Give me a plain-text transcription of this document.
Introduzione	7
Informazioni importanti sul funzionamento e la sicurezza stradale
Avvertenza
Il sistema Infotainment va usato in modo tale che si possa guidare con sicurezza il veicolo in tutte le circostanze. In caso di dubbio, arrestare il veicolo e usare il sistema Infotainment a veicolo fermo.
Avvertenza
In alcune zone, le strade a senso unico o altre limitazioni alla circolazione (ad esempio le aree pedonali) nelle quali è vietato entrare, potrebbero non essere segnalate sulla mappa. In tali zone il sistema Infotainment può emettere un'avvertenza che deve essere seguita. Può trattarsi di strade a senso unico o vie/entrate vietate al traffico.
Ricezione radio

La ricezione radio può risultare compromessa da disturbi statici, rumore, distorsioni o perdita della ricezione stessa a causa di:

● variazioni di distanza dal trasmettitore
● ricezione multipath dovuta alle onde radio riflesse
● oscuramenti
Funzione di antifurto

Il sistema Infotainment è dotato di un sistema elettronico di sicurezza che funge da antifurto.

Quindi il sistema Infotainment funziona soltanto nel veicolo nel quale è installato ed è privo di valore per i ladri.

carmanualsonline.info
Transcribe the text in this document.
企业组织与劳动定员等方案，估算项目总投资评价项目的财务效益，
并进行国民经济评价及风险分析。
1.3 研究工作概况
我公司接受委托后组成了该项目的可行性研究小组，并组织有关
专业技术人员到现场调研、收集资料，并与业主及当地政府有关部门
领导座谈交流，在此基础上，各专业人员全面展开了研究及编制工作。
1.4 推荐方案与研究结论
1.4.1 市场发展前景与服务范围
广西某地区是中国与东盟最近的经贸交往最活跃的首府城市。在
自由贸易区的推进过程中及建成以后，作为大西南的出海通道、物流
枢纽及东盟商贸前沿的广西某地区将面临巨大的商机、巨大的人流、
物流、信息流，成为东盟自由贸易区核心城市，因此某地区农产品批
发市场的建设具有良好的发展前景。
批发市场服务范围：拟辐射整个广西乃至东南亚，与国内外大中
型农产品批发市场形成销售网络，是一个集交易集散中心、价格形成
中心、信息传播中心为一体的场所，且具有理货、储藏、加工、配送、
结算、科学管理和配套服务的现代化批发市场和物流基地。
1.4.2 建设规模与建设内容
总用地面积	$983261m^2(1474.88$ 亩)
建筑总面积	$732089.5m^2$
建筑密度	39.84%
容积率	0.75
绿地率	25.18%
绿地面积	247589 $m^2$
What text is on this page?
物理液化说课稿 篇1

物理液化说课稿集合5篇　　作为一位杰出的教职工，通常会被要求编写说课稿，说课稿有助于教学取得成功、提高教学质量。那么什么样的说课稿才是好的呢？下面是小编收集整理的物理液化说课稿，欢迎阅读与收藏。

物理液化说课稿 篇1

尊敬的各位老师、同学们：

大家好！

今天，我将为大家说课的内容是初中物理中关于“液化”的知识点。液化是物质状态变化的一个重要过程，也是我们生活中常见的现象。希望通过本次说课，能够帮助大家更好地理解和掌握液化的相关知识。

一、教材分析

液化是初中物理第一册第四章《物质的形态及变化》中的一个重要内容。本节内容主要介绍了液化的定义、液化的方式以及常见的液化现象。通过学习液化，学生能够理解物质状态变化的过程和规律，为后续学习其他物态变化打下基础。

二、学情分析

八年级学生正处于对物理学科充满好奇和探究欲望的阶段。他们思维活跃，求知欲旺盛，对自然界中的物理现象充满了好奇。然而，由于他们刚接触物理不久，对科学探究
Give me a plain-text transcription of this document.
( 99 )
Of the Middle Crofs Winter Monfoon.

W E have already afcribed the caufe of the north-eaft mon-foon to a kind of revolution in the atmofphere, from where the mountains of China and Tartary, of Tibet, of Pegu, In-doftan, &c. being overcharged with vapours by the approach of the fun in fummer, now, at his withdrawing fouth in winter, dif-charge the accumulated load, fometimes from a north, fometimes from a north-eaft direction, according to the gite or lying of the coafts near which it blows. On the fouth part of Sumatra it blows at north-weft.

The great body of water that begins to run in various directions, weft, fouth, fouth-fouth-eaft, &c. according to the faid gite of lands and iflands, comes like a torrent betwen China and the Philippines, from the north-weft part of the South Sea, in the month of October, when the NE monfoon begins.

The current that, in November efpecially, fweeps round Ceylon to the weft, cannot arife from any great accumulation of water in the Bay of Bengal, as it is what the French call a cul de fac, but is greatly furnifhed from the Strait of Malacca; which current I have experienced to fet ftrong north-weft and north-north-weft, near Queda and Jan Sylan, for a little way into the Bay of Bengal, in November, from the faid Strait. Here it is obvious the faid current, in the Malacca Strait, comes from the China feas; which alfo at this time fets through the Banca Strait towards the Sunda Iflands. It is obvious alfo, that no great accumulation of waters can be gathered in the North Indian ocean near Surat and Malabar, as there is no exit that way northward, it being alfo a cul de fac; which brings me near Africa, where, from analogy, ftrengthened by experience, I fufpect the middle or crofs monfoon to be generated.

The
====
What you need to do: Give the complete listing a second time, exactly as it reads.

Response to the task:
Give me a plain-text transcription of this document.
Introduzione	7
Informazioni importanti sul funzionamento e la sicurezza stradale
Avvertenza
Il sistema Infotainment va usato in modo tale che si possa guidare con sicurezza il veicolo in tutte le circostanze. In caso di dubbio, arrestare il veicolo e usare il sistema Infotainment a veicolo fermo.
Avvertenza
In alcune zone, le strade a senso unico o altre limitazioni alla circolazione (ad esempio le aree pedonali) nelle quali è vietato entrare, potrebbero non essere segnalate sulla mappa. In tali zone il sistema Infotainment può emettere un'avvertenza che deve essere seguita. Può trattarsi di strade a senso unico o vie/entrate vietate al traffico.
Ricezione radio

La ricezione radio può risultare compromessa da disturbi statici, rumore, distorsioni o perdita della ricezione stessa a causa di:

● variazioni di distanza dal trasmettitore
● ricezione multipath dovuta alle onde radio riflesse
● oscuramenti
Funzione di antifurto

Il sistema Infotainment è dotato di un sistema elettronico di sicurezza che funge da antifurto.

Quindi il sistema Infotainment funziona soltanto nel veicolo nel quale è installato ed è privo di valore per i ladri.

carmanualsonline.info
Transcribe the text in this document.
企业组织与劳动定员等方案，估算项目总投资评价项目的财务效益，
并进行国民经济评价及风险分析。
1.3 研究工作概况
我公司接受委托后组成了该项目的可行性研究小组，并组织有关
专业技术人员到现场调研、收集资料，并与业主及当地政府有关部门
领导座谈交流，在此基础上，各专业人员全面展开了研究及编制工作。
1.4 推荐方案与研究结论
1.4.1 市场发展前景与服务范围
广西某地区是中国与东盟最近的经贸交往最活跃的首府城市。在
自由贸易区的推进过程中及建成以后，作为大西南的出海通道、物流
枢纽及东盟商贸前沿的广西某地区将面临巨大的商机、巨大的人流、
物流、信息流，成为东盟自由贸易区核心城市，因此某地区农产品批
发市场的建设具有良好的发展前景。
批发市场服务范围：拟辐射整个广西乃至东南亚，与国内外大中
型农产品批发市场形成销售网络，是一个集交易集散中心、价格形成
中心、信息传播中心为一体的场所，且具有理货、储藏、加工、配送、
结算、科学管理和配套服务的现代化批发市场和物流基地。
1.4.2 建设规模与建设内容
总用地面积	$983261m^2(1474.88$ 亩)
建筑总面积	$732089.5m^2$
建筑密度	39.84%
容积率	0.75
绿地率	25.18%
绿地面积	247589 $m^2$
What text is on this page?
物理液化说课稿 篇1

物理液化说课稿集合5篇　　作为一位杰出的教职工，通常会被要求编写说课稿，说课稿有助于教学取得成功、提高教学质量。那么什么样的说课稿才是好的呢？下面是小编收集整理的物理液化说课稿，欢迎阅读与收藏。

物理液化说课稿 篇1

尊敬的各位老师、同学们：

大家好！

今天，我将为大家说课的内容是初中物理中关于“液化”的知识点。液化是物质状态变化的一个重要过程，也是我们生活中常见的现象。希望通过本次说课，能够帮助大家更好地理解和掌握液化的相关知识。

一、教材分析

液化是初中物理第一册第四章《物质的形态及变化》中的一个重要内容。本节内容主要介绍了液化的定义、液化的方式以及常见的液化现象。通过学习液化，学生能够理解物质状态变化的过程和规律，为后续学习其他物态变化打下基础。

二、学情分析

八年级学生正处于对物理学科充满好奇和探究欲望的阶段。他们思维活跃，求知欲旺盛，对自然界中的物理现象充满了好奇。然而，由于他们刚接触物理不久，对科学探究
Give me a plain-text transcription of this document.
( 99 )
Of the Middle Crofs Winter Monfoon.

W E have already afcribed the caufe of the north-eaft mon-foon to a kind of revolution in the atmofphere, from where the mountains of China and Tartary, of Tibet, of Pegu, In-doftan, &c. being overcharged with vapours by the approach of the fun in fummer, now, at his withdrawing fouth in winter, dif-charge the accumulated load, fometimes from a north, fometimes from a north-eaft direction, according to the gite or lying of the coafts near which it blows. On the fouth part of Sumatra it blows at north-weft.

The great body of water that begins to run in various directions, weft, fouth, fouth-fouth-eaft, &c. according to the faid gite of lands and iflands, comes like a torrent betwen China and the Philippines, from the north-weft part of the South Sea, in the month of October, when the NE monfoon begins.

The current that, in November efpecially, fweeps round Ceylon to the weft, cannot arife from any great accumulation of water in the Bay of Bengal, as it is what the French call a cul de fac, but is greatly furnifhed from the Strait of Malacca; which current I have experienced to fet ftrong north-weft and north-north-weft, near Queda and Jan Sylan, for a little way into the Bay of Bengal, in November, from the faid Strait. Here it is obvious the faid current, in the Malacca Strait, comes from the China feas; which alfo at this time fets through the Banca Strait towards the Sunda Iflands. It is obvious alfo, that no great accumulation of waters can be gathered in the North Indian ocean near Surat and Malabar, as there is no exit that way northward, it being alfo a cul de fac; which brings me near Africa, where, from analogy, ftrengthened by experience, I fufpect the middle or crofs monfoon to be generated.

The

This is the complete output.